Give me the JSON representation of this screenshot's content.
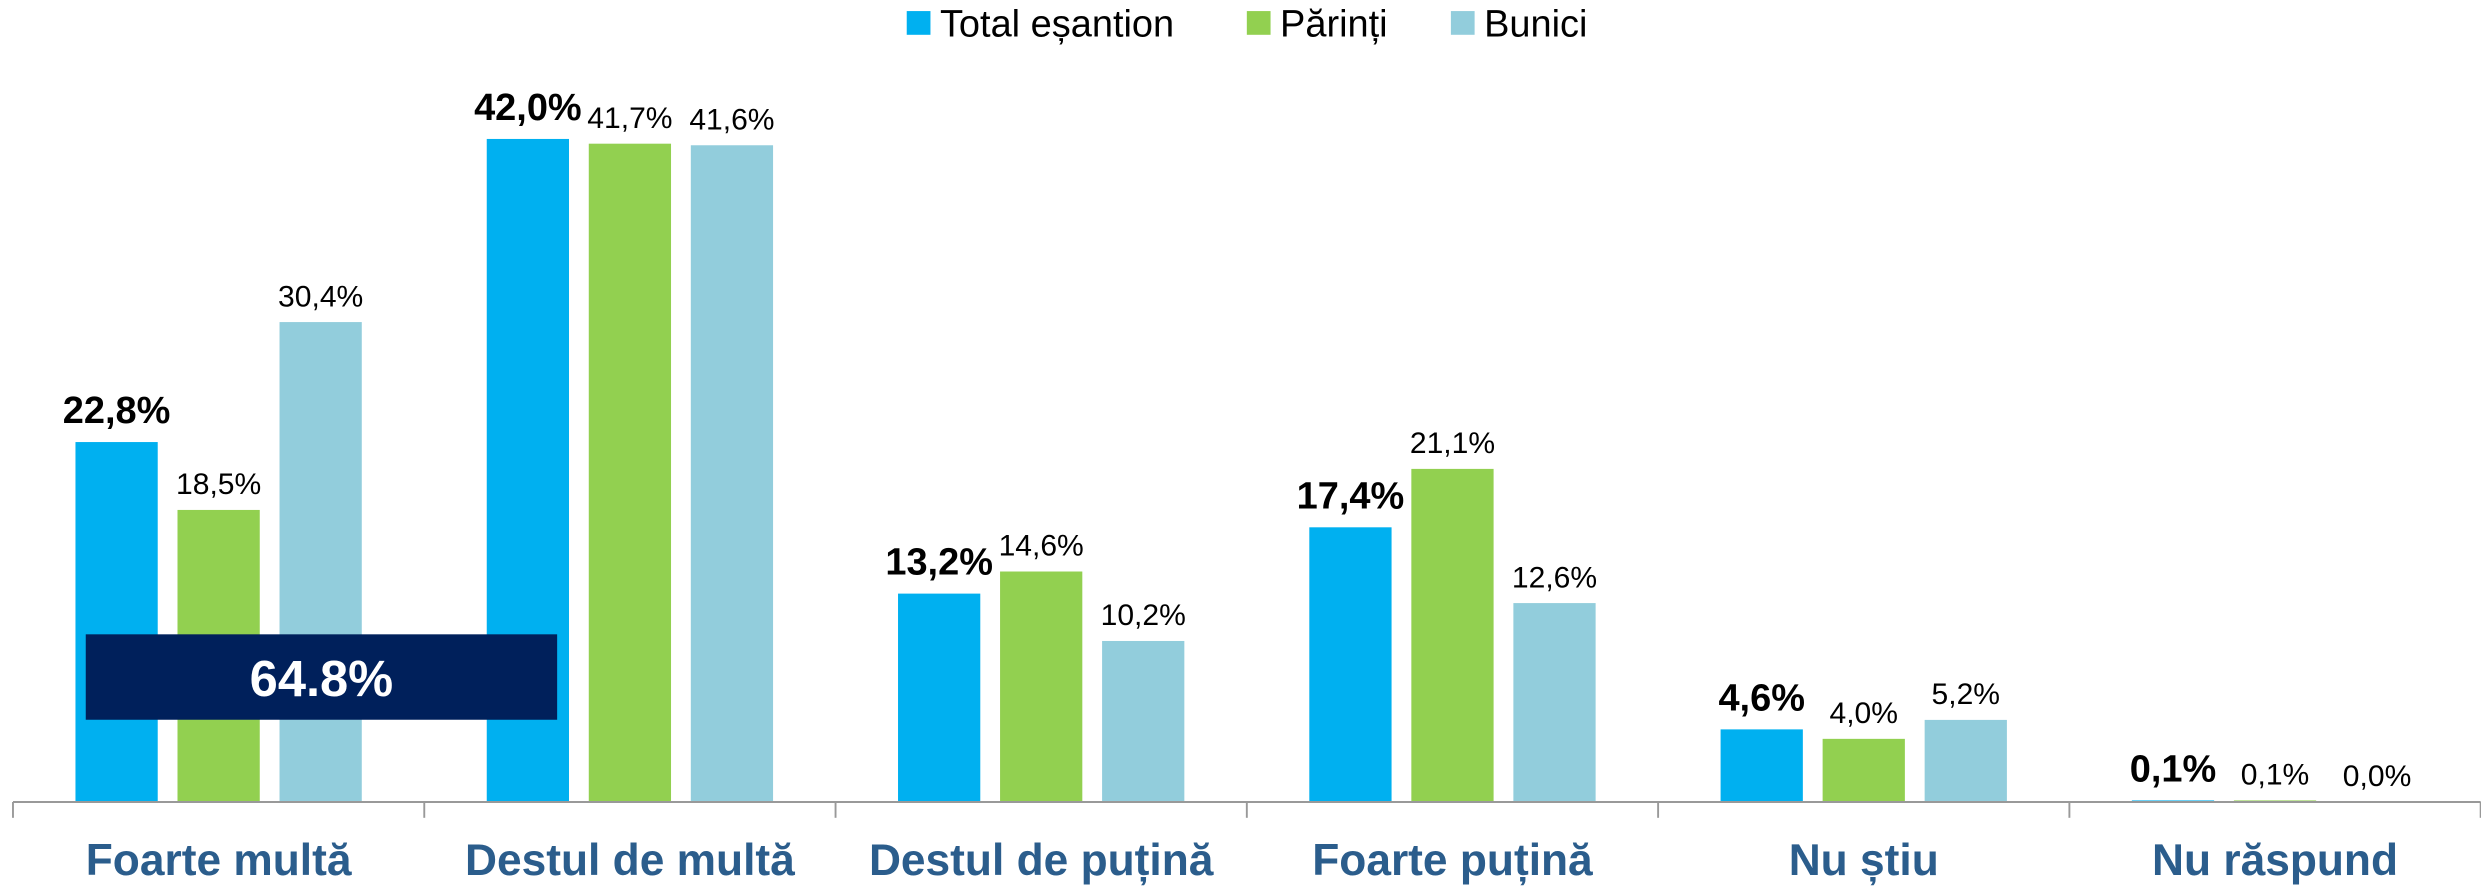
{
  "chart_data": {
    "type": "bar",
    "categories": [
      "Foarte multă",
      "Destul de multă",
      "Destul de puțină",
      "Foarte puțină",
      "Nu știu",
      "Nu răspund"
    ],
    "series": [
      {
        "name": "Total eșantion",
        "color": "#00b0f0",
        "values": [
          22.8,
          42.0,
          13.2,
          17.4,
          4.6,
          0.1
        ],
        "value_labels": [
          "22,8%",
          "42,0%",
          "13,2%",
          "17,4%",
          "4,6%",
          "0,1%"
        ]
      },
      {
        "name": "Părinți",
        "color": "#92d050",
        "values": [
          18.5,
          41.7,
          14.6,
          21.1,
          4.0,
          0.1
        ],
        "value_labels": [
          "18,5%",
          "41,7%",
          "14,6%",
          "21,1%",
          "4,0%",
          "0,1%"
        ]
      },
      {
        "name": "Bunici",
        "color": "#92cddc",
        "values": [
          30.4,
          41.6,
          10.2,
          12.6,
          5.2,
          0.0
        ],
        "value_labels": [
          "30,4%",
          "41,6%",
          "10,2%",
          "12,6%",
          "5,2%",
          "0,0%"
        ]
      }
    ],
    "annotation": "64.8%",
    "legend": "top"
  }
}
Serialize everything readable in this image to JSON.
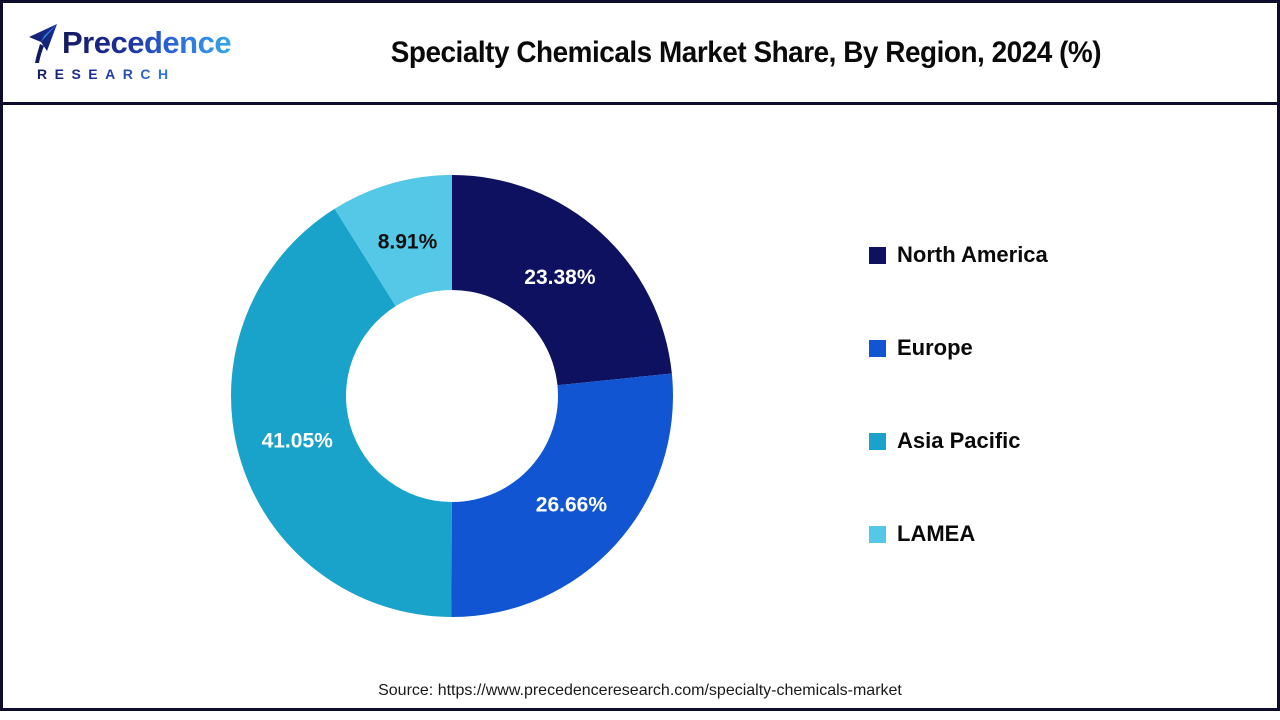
{
  "header": {
    "logo": {
      "line1": "Precedence",
      "line2": "RESEARCH",
      "accent_dark": "#131a5e",
      "accent_light": "#35a7e8"
    },
    "title": "Specialty Chemicals Market Share, By Region, 2024 (%)"
  },
  "chart_data": {
    "type": "pie",
    "donut": true,
    "title": "Specialty Chemicals Market Share, By Region, 2024 (%)",
    "categories": [
      "North America",
      "Europe",
      "Asia Pacific",
      "LAMEA"
    ],
    "values": [
      23.38,
      26.66,
      41.05,
      8.91
    ],
    "labels": [
      "23.38%",
      "26.66%",
      "41.05%",
      "8.91%"
    ],
    "colors": [
      "#0d115f",
      "#1155d2",
      "#19a3cb",
      "#54c8e6"
    ],
    "label_text_colors": [
      "#ffffff",
      "#ffffff",
      "#ffffff",
      "#111111"
    ],
    "start_angle_deg": 0,
    "direction": "clockwise",
    "inner_radius_ratio": 0.48,
    "legend_position": "right"
  },
  "legend": {
    "items": [
      {
        "label": "North America",
        "color": "#0d115f"
      },
      {
        "label": "Europe",
        "color": "#1155d2"
      },
      {
        "label": "Asia Pacific",
        "color": "#19a3cb"
      },
      {
        "label": "LAMEA",
        "color": "#54c8e6"
      }
    ]
  },
  "footer": {
    "source": "Source: https://www.precedenceresearch.com/specialty-chemicals-market"
  }
}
☆ ☆ ☆ ☆
EXERCISE AIM: Set every line down exactly as written, leaving each picture out.

TASK SOLUTION:
Give me the JSON representation of this screenshot's content.
{
  "chart_data": {
    "type": "bar",
    "categories": [
      "Foarte multă",
      "Destul de multă",
      "Destul de puțină",
      "Foarte puțină",
      "Nu știu",
      "Nu răspund"
    ],
    "series": [
      {
        "name": "Total eșantion",
        "color": "#00b0f0",
        "values": [
          22.8,
          42.0,
          13.2,
          17.4,
          4.6,
          0.1
        ],
        "value_labels": [
          "22,8%",
          "42,0%",
          "13,2%",
          "17,4%",
          "4,6%",
          "0,1%"
        ]
      },
      {
        "name": "Părinți",
        "color": "#92d050",
        "values": [
          18.5,
          41.7,
          14.6,
          21.1,
          4.0,
          0.1
        ],
        "value_labels": [
          "18,5%",
          "41,7%",
          "14,6%",
          "21,1%",
          "4,0%",
          "0,1%"
        ]
      },
      {
        "name": "Bunici",
        "color": "#92cddc",
        "values": [
          30.4,
          41.6,
          10.2,
          12.6,
          5.2,
          0.0
        ],
        "value_labels": [
          "30,4%",
          "41,6%",
          "10,2%",
          "12,6%",
          "5,2%",
          "0,0%"
        ]
      }
    ],
    "annotation": "64.8%",
    "legend": "top"
  }
}
Serialize everything readable in this image to JSON.
{
  "header": {
    "logo": {
      "line1": "Precedence",
      "line2": "RESEARCH",
      "accent_dark": "#131a5e",
      "accent_light": "#35a7e8"
    },
    "title": "Specialty Chemicals Market Share, By Region, 2024 (%)"
  },
  "chart_data": {
    "type": "pie",
    "donut": true,
    "title": "Specialty Chemicals Market Share, By Region, 2024 (%)",
    "categories": [
      "North America",
      "Europe",
      "Asia Pacific",
      "LAMEA"
    ],
    "values": [
      23.38,
      26.66,
      41.05,
      8.91
    ],
    "labels": [
      "23.38%",
      "26.66%",
      "41.05%",
      "8.91%"
    ],
    "colors": [
      "#0d115f",
      "#1155d2",
      "#19a3cb",
      "#54c8e6"
    ],
    "label_text_colors": [
      "#ffffff",
      "#ffffff",
      "#ffffff",
      "#111111"
    ],
    "start_angle_deg": 0,
    "direction": "clockwise",
    "inner_radius_ratio": 0.48,
    "legend_position": "right"
  },
  "legend": {
    "items": [
      {
        "label": "North America",
        "color": "#0d115f"
      },
      {
        "label": "Europe",
        "color": "#1155d2"
      },
      {
        "label": "Asia Pacific",
        "color": "#19a3cb"
      },
      {
        "label": "LAMEA",
        "color": "#54c8e6"
      }
    ]
  },
  "footer": {
    "source": "Source: https://www.precedenceresearch.com/specialty-chemicals-market"
  }
}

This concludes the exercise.